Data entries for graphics
§ §
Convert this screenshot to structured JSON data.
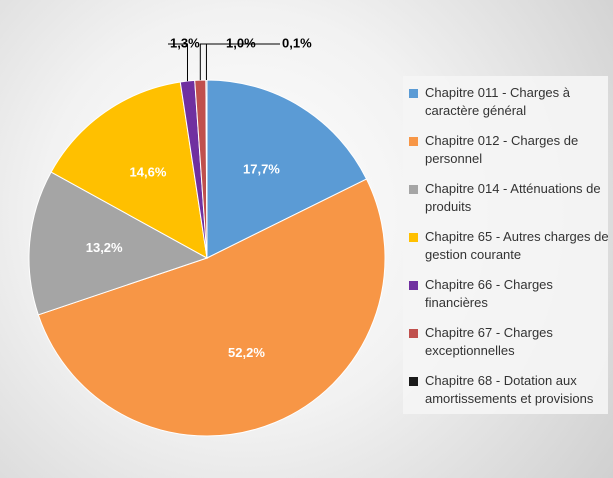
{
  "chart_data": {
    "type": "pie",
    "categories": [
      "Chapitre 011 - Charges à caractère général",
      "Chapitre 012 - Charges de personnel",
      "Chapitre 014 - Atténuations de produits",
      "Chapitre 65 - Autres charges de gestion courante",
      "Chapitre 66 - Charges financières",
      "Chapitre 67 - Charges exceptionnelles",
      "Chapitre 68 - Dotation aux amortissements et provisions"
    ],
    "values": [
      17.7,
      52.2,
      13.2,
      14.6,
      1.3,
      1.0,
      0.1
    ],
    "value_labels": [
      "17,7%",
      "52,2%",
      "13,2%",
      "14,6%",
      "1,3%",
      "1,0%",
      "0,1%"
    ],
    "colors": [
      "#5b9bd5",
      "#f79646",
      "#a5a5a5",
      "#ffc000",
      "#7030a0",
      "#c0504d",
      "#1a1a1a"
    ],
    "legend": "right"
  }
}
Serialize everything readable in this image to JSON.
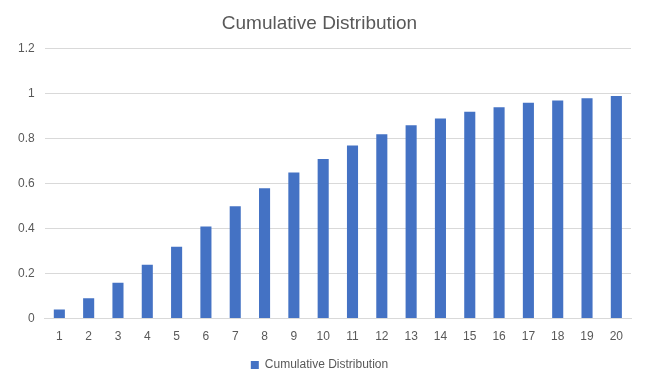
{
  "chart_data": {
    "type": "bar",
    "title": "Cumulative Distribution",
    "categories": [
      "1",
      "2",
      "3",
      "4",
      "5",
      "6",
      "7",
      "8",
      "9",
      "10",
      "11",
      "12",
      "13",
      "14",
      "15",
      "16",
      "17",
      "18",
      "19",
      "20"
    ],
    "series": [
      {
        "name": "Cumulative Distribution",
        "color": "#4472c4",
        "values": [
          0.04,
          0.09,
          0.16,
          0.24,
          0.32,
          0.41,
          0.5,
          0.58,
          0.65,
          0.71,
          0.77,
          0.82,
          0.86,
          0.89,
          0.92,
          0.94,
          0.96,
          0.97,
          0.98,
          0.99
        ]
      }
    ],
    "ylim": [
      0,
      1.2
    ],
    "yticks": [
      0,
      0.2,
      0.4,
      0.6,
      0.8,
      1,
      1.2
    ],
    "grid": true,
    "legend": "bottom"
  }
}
§ §
EXERCISE BRIEF:
Pull out each line holding the string "this".

TASK SOLUTION:
Convert this screenshot to structured JSON data.
Serialize everything readable in this image to JSON.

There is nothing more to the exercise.